WHAT TO WORK ON:
Within the records that follow, find every line containing the string "exploitation". Copy those lines.

DATASET ROWS:
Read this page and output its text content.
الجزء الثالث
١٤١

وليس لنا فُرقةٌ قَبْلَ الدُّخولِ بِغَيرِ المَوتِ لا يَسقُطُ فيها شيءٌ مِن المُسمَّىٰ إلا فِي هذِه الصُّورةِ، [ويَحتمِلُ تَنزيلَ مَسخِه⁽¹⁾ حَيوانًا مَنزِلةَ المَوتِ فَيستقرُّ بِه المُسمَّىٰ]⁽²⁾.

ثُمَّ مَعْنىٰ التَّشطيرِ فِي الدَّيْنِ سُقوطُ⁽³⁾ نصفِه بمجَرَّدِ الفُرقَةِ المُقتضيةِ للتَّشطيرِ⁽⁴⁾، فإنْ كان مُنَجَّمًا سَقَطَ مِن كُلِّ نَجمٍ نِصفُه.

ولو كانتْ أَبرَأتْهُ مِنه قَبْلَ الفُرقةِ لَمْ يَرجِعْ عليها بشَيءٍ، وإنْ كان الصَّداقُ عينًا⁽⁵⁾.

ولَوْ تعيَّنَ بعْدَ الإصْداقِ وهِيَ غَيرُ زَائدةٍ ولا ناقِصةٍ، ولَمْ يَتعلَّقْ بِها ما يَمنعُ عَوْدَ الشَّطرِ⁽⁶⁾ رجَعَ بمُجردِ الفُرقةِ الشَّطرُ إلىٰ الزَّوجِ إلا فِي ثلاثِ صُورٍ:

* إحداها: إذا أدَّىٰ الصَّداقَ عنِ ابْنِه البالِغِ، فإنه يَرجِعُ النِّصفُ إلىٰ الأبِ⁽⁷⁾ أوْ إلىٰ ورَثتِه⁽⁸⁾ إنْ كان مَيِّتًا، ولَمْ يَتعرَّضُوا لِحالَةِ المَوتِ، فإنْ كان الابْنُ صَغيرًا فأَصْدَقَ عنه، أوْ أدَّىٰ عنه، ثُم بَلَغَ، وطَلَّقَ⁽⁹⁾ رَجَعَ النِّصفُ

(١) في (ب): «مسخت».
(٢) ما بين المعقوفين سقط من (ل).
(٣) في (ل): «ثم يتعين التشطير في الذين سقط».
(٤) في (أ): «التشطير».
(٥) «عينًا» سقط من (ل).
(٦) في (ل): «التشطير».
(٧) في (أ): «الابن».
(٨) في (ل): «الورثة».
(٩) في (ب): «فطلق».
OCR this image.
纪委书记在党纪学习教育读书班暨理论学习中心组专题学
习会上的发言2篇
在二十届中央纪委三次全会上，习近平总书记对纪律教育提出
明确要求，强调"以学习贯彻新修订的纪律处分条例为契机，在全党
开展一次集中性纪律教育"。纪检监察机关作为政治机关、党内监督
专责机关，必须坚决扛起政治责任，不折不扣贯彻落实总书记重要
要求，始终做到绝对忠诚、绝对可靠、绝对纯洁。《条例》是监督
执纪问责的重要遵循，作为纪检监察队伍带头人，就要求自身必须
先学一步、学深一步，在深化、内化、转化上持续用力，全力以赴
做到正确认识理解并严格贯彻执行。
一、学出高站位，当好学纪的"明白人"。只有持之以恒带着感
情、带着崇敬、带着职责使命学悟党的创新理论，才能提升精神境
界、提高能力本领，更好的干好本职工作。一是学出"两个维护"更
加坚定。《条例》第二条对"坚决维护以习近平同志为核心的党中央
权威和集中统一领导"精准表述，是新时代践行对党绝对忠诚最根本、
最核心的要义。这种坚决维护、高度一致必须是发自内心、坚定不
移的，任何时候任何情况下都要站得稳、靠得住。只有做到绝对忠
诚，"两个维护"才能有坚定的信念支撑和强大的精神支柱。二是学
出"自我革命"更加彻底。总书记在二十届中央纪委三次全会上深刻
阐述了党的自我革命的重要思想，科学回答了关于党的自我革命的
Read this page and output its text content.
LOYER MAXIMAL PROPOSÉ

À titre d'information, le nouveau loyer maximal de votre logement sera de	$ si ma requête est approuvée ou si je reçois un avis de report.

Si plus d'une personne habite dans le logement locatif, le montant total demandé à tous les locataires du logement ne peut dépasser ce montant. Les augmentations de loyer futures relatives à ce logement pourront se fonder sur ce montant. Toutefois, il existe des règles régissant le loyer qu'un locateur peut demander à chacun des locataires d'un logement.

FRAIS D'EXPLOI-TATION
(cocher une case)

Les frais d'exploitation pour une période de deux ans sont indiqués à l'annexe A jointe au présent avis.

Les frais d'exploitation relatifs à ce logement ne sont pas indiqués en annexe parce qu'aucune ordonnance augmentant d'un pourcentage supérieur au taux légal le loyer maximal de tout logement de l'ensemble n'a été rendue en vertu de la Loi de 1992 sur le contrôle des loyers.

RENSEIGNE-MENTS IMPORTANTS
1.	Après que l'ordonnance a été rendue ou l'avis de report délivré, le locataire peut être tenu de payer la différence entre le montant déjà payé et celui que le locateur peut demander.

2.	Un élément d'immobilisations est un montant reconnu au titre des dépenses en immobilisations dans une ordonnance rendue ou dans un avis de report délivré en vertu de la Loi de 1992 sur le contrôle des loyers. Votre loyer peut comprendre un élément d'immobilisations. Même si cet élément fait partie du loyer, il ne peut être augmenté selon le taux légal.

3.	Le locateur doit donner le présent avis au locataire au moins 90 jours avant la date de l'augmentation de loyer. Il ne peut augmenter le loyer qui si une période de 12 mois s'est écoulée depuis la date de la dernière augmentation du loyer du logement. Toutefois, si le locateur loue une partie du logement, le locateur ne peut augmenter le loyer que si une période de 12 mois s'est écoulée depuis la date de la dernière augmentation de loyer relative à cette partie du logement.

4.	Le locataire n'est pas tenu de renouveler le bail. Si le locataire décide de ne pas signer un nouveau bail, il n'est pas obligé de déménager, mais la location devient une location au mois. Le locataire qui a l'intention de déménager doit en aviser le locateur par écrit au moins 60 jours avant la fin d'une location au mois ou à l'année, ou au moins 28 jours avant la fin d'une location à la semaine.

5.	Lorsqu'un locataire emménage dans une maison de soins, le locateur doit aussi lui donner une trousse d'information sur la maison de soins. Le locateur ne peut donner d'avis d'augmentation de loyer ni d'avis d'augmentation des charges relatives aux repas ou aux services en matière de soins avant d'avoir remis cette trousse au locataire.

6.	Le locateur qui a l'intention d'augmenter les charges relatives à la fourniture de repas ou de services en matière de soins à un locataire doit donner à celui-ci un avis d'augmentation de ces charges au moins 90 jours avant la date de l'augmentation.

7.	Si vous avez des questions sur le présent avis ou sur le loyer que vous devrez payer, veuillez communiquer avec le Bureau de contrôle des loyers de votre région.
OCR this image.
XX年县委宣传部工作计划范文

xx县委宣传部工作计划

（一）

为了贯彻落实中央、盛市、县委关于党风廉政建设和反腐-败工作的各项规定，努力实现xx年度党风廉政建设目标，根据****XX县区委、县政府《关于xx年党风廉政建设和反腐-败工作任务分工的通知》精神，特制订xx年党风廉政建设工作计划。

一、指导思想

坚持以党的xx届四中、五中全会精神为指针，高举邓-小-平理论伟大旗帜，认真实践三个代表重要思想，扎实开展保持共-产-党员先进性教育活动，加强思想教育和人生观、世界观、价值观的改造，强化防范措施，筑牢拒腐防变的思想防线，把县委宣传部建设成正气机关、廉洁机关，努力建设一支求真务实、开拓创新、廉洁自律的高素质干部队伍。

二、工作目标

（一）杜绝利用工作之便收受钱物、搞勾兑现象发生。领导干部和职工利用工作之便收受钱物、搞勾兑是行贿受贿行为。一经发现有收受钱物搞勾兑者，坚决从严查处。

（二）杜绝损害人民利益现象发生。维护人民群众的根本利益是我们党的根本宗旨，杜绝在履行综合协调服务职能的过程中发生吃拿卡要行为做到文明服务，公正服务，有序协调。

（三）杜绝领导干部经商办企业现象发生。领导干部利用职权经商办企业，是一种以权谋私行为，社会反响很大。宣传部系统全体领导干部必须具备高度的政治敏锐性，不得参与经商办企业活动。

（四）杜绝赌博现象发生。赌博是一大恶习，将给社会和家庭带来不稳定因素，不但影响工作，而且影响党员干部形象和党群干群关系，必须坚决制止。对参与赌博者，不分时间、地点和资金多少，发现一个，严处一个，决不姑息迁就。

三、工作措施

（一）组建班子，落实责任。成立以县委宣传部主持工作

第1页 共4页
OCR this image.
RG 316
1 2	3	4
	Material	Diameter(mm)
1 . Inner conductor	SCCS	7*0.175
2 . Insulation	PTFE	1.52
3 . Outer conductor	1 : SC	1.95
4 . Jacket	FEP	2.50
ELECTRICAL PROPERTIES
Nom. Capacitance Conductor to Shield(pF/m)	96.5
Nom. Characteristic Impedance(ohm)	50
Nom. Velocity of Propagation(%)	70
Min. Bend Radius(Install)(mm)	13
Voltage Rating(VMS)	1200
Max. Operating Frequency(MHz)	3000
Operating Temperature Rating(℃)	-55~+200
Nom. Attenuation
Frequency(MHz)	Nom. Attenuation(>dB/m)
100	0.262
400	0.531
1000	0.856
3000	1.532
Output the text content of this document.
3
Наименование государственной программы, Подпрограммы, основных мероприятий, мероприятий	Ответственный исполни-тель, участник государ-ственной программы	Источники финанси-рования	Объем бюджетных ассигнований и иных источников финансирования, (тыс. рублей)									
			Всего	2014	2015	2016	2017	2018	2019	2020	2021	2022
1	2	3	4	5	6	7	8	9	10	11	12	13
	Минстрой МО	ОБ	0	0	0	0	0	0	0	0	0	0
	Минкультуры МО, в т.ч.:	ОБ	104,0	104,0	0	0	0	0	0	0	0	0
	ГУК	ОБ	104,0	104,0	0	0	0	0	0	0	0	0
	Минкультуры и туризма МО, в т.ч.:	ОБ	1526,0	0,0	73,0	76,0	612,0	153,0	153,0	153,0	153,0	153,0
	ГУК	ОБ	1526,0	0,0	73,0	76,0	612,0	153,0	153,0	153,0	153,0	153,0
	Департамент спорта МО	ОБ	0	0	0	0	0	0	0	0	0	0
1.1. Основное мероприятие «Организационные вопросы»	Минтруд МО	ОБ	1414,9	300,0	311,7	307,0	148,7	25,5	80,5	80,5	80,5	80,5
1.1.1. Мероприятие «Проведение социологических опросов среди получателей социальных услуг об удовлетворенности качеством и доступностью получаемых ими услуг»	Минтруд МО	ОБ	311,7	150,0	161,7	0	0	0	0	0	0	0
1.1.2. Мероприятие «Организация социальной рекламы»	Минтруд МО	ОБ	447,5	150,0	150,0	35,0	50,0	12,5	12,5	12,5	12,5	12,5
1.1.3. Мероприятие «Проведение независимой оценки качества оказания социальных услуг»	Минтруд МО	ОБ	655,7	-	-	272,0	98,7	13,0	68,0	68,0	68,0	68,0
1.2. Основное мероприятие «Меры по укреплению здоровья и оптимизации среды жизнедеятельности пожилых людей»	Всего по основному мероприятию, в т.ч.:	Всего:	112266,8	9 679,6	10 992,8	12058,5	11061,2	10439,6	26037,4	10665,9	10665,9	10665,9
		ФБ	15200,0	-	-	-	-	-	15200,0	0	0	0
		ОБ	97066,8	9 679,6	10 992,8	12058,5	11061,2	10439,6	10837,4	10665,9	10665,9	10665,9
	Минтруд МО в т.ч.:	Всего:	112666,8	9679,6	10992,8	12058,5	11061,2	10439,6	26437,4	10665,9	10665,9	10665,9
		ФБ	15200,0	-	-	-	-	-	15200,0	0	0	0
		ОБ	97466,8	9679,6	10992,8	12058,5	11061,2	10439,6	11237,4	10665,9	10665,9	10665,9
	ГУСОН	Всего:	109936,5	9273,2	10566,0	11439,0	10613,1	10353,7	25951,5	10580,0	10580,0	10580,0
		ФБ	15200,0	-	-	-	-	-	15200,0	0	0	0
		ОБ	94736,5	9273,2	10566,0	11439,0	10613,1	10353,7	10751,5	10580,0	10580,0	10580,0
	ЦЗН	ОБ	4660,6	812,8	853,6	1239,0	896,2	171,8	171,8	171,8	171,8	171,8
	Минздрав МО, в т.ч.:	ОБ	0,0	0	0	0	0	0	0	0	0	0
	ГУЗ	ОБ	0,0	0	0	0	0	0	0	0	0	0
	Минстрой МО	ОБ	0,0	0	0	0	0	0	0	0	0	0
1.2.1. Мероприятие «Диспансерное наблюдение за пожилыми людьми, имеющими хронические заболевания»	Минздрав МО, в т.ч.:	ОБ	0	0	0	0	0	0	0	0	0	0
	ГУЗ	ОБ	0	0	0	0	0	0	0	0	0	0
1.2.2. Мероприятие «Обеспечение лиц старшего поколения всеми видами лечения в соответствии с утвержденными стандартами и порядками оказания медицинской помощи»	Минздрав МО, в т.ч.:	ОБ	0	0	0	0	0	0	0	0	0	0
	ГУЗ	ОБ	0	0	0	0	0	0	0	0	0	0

CORRECT OUTPUT:
Les frais d'exploitation pour une période de deux ans sont indiqués à l'annexe A jointe au présent avis.
Les frais d'exploitation relatifs à ce logement ne sont pas indiqués en annexe parce qu'aucune ordonnance augmentant d'un pourcentage supérieur au taux légal le loyer maximal de tout logement de l'ensemble n'a été rendue en vertu de la Loi de 1992 sur le contrôle des loyers.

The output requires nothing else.